Source data:
========
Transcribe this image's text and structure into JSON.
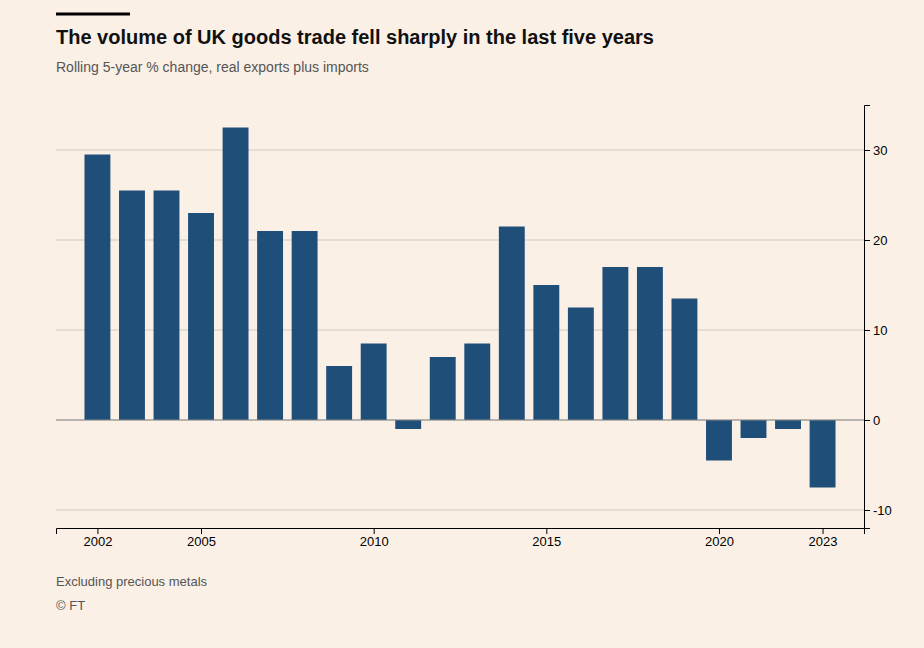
{
  "chart_data": {
    "type": "bar",
    "title": "The volume of UK goods trade fell sharply in the last five years",
    "subtitle": "Rolling 5-year % change, real exports plus imports",
    "annotations": [
      "Excluding precious metals",
      "© FT"
    ],
    "x": [
      2002,
      2003,
      2004,
      2005,
      2006,
      2007,
      2008,
      2009,
      2010,
      2011,
      2012,
      2013,
      2014,
      2015,
      2016,
      2017,
      2018,
      2019,
      2020,
      2021,
      2022,
      2023
    ],
    "values": [
      29.5,
      25.5,
      25.5,
      23.0,
      32.5,
      21.0,
      21.0,
      6.0,
      8.5,
      -1.0,
      7.0,
      8.5,
      21.5,
      15.0,
      12.5,
      17.0,
      17.0,
      13.5,
      -4.5,
      -2.0,
      -1.0,
      -7.5
    ],
    "color": "#1F4E79",
    "xlim": [
      2000.8,
      2024.2
    ],
    "xticks": [
      2002,
      2005,
      2010,
      2015,
      2020,
      2023
    ],
    "ylim": [
      -12,
      35
    ],
    "yticks": [
      -10,
      0,
      10,
      20,
      30
    ],
    "grid": true
  }
}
========
Objective: All of the lines above should be printed exactly, minus the pictures.

Problem solution:
Transcribe this image's text and structure into JSON.
{
  "chart_data": {
    "type": "bar",
    "title": "The volume of UK goods trade fell sharply in the last five years",
    "subtitle": "Rolling 5-year % change, real exports plus imports",
    "annotations": [
      "Excluding precious metals",
      "© FT"
    ],
    "x": [
      2002,
      2003,
      2004,
      2005,
      2006,
      2007,
      2008,
      2009,
      2010,
      2011,
      2012,
      2013,
      2014,
      2015,
      2016,
      2017,
      2018,
      2019,
      2020,
      2021,
      2022,
      2023
    ],
    "values": [
      29.5,
      25.5,
      25.5,
      23.0,
      32.5,
      21.0,
      21.0,
      6.0,
      8.5,
      -1.0,
      7.0,
      8.5,
      21.5,
      15.0,
      12.5,
      17.0,
      17.0,
      13.5,
      -4.5,
      -2.0,
      -1.0,
      -7.5
    ],
    "color": "#1F4E79",
    "xlim": [
      2000.8,
      2024.2
    ],
    "xticks": [
      2002,
      2005,
      2010,
      2015,
      2020,
      2023
    ],
    "ylim": [
      -12,
      35
    ],
    "yticks": [
      -10,
      0,
      10,
      20,
      30
    ],
    "grid": true
  }
}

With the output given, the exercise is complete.